Instruction
Give nothing except the number of lines containing the word "Duration".

Provided material
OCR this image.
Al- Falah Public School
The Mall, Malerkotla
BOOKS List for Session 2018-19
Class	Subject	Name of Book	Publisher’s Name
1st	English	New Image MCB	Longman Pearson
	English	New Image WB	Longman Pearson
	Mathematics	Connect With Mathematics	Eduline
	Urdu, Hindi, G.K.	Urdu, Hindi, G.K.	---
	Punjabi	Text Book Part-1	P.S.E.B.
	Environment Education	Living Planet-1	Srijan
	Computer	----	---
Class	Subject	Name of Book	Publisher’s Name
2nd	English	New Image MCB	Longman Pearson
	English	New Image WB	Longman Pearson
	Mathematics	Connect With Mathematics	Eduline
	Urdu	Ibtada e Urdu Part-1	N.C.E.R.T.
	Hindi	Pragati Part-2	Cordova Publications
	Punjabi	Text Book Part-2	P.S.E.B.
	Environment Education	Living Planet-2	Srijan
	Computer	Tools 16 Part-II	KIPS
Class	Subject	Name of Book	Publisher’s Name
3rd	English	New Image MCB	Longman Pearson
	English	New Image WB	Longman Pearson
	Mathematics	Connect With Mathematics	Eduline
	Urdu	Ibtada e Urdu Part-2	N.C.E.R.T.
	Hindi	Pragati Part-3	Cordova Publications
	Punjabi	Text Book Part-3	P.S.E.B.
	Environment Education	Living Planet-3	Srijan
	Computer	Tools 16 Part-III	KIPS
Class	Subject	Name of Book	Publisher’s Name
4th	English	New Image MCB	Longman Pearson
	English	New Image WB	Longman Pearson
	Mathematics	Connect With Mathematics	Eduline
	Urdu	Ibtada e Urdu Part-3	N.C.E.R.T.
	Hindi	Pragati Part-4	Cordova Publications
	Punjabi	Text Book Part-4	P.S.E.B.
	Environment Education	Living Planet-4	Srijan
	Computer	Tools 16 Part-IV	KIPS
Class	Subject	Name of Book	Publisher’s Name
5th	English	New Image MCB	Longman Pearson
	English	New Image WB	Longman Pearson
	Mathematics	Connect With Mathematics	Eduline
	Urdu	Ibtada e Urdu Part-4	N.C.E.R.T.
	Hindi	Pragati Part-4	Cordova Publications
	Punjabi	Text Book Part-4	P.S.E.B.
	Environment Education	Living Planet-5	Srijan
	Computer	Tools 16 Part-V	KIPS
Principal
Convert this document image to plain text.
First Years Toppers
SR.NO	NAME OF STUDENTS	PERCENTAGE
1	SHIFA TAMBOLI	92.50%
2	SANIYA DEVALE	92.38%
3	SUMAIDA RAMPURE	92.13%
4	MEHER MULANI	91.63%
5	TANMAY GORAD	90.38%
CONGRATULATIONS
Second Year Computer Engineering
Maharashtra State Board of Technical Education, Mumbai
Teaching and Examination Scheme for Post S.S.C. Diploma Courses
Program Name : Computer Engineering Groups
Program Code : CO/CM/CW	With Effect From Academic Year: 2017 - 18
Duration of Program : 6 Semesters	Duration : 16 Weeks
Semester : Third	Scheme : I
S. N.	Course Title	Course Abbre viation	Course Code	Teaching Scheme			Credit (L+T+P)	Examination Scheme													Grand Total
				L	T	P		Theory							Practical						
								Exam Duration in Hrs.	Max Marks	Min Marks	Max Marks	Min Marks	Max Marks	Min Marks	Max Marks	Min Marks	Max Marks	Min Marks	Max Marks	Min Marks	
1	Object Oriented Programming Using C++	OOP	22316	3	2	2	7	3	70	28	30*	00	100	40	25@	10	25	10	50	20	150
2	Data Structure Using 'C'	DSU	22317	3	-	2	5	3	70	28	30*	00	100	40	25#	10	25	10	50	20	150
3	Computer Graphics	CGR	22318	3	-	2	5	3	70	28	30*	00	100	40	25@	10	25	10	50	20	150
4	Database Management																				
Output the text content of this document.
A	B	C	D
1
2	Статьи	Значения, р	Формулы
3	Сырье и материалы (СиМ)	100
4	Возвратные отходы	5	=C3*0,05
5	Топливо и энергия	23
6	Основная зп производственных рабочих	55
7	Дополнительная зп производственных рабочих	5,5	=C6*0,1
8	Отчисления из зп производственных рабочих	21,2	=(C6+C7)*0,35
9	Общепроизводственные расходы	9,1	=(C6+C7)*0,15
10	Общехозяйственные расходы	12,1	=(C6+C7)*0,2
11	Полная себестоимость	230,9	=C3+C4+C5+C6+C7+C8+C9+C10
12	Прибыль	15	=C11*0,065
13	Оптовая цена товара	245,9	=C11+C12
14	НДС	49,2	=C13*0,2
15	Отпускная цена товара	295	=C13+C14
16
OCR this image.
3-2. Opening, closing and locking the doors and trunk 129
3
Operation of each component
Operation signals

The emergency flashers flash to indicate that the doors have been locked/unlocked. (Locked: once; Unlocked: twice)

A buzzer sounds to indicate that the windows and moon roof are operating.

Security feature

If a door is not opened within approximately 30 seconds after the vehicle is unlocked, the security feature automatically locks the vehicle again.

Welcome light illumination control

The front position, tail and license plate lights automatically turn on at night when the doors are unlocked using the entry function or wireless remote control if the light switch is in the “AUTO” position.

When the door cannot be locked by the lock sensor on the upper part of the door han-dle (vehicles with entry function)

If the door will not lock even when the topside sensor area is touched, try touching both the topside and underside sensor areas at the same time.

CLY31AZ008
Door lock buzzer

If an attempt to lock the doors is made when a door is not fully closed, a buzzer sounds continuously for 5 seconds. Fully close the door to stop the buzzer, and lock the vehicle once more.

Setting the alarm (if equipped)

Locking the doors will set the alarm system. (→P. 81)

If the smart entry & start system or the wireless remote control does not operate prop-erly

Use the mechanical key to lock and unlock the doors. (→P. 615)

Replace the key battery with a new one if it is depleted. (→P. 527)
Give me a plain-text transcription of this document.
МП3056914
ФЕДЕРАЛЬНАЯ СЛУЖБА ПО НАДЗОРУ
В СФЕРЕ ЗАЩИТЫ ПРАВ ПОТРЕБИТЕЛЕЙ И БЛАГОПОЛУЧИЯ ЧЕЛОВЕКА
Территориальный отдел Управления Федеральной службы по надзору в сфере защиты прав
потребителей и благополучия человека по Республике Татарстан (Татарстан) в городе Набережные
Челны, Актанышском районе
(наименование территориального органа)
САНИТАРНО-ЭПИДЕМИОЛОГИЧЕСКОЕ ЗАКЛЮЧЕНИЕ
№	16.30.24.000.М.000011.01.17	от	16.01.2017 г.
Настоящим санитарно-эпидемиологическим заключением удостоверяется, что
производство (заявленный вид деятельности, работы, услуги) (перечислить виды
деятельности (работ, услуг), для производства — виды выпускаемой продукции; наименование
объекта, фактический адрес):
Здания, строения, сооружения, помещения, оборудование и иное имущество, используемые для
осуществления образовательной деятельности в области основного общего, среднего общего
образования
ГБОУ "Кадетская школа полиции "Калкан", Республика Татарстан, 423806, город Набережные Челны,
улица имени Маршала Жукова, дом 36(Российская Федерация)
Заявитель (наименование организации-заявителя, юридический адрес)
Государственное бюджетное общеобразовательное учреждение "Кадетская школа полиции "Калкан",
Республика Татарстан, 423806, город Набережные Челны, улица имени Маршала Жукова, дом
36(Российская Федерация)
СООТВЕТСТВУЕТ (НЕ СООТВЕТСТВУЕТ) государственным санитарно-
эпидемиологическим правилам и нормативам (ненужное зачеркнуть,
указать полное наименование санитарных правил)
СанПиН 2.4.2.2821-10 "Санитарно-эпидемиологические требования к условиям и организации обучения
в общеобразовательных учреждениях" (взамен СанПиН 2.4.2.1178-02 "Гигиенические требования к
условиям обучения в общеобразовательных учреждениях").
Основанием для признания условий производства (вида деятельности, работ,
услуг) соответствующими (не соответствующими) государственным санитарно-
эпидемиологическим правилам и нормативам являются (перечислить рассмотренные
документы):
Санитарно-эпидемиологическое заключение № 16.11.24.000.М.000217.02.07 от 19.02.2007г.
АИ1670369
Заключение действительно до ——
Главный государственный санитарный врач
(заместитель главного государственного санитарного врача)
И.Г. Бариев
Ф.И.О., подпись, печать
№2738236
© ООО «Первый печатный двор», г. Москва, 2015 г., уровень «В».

Result below
2